╭─ Items

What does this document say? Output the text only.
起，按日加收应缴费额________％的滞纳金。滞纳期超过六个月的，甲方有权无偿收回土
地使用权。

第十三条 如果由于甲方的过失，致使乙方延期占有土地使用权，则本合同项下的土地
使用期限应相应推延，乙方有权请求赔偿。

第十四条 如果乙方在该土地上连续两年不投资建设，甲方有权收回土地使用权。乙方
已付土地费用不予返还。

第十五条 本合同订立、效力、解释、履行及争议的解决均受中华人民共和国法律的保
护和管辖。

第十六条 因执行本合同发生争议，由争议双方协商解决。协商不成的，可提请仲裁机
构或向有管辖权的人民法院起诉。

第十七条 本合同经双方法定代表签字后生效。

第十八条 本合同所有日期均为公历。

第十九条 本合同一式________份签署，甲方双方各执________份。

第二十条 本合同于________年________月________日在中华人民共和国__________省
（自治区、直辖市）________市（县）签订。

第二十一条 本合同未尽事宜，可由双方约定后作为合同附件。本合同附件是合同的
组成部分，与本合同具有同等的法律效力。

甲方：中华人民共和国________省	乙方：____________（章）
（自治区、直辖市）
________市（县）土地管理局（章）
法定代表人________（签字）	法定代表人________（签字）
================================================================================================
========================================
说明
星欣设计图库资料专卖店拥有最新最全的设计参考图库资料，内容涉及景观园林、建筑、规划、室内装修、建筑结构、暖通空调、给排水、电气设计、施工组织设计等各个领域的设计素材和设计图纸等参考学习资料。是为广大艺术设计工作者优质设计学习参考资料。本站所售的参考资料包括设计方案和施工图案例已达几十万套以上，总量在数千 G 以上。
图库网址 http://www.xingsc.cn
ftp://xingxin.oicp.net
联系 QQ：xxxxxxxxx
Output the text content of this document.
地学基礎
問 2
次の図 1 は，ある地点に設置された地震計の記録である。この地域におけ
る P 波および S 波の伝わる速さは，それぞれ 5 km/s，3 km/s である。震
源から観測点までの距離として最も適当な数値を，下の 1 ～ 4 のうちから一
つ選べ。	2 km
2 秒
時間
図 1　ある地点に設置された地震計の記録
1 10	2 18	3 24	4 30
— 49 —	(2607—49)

╰─

Work to complete
Print all the data exactly.

Exercise solution
What does this document say? Output the text only.
起，按日加收应缴费额________％的滞纳金。滞纳期超过六个月的，甲方有权无偿收回土
地使用权。

第十三条 如果由于甲方的过失，致使乙方延期占有土地使用权，则本合同项下的土地
使用期限应相应推延，乙方有权请求赔偿。

第十四条 如果乙方在该土地上连续两年不投资建设，甲方有权收回土地使用权。乙方
已付土地费用不予返还。

第十五条 本合同订立、效力、解释、履行及争议的解决均受中华人民共和国法律的保
护和管辖。

第十六条 因执行本合同发生争议，由争议双方协商解决。协商不成的，可提请仲裁机
构或向有管辖权的人民法院起诉。

第十七条 本合同经双方法定代表签字后生效。

第十八条 本合同所有日期均为公历。

第十九条 本合同一式________份签署，甲方双方各执________份。

第二十条 本合同于________年________月________日在中华人民共和国__________省
（自治区、直辖市）________市（县）签订。

第二十一条 本合同未尽事宜，可由双方约定后作为合同附件。本合同附件是合同的
组成部分，与本合同具有同等的法律效力。

甲方：中华人民共和国________省	乙方：____________（章）
（自治区、直辖市）
________市（县）土地管理局（章）
法定代表人________（签字）	法定代表人________（签字）
================================================================================================
========================================
说明
星欣设计图库资料专卖店拥有最新最全的设计参考图库资料，内容涉及景观园林、建筑、规划、室内装修、建筑结构、暖通空调、给排水、电气设计、施工组织设计等各个领域的设计素材和设计图纸等参考学习资料。是为广大艺术设计工作者优质设计学习参考资料。本站所售的参考资料包括设计方案和施工图案例已达几十万套以上，总量在数千 G 以上。
图库网址 http://www.xingsc.cn
ftp://xingxin.oicp.net
联系 QQ：xxxxxxxxx
Output the text content of this document.
地学基礎
問 2
次の図 1 は，ある地点に設置された地震計の記録である。この地域におけ
る P 波および S 波の伝わる速さは，それぞれ 5 km/s，3 km/s である。震
源から観測点までの距離として最も適当な数値を，下の 1 ～ 4 のうちから一
つ選べ。	2 km
2 秒
時間
図 1　ある地点に設置された地震計の記録
1 10	2 18	3 24	4 30
— 49 —	(2607—49)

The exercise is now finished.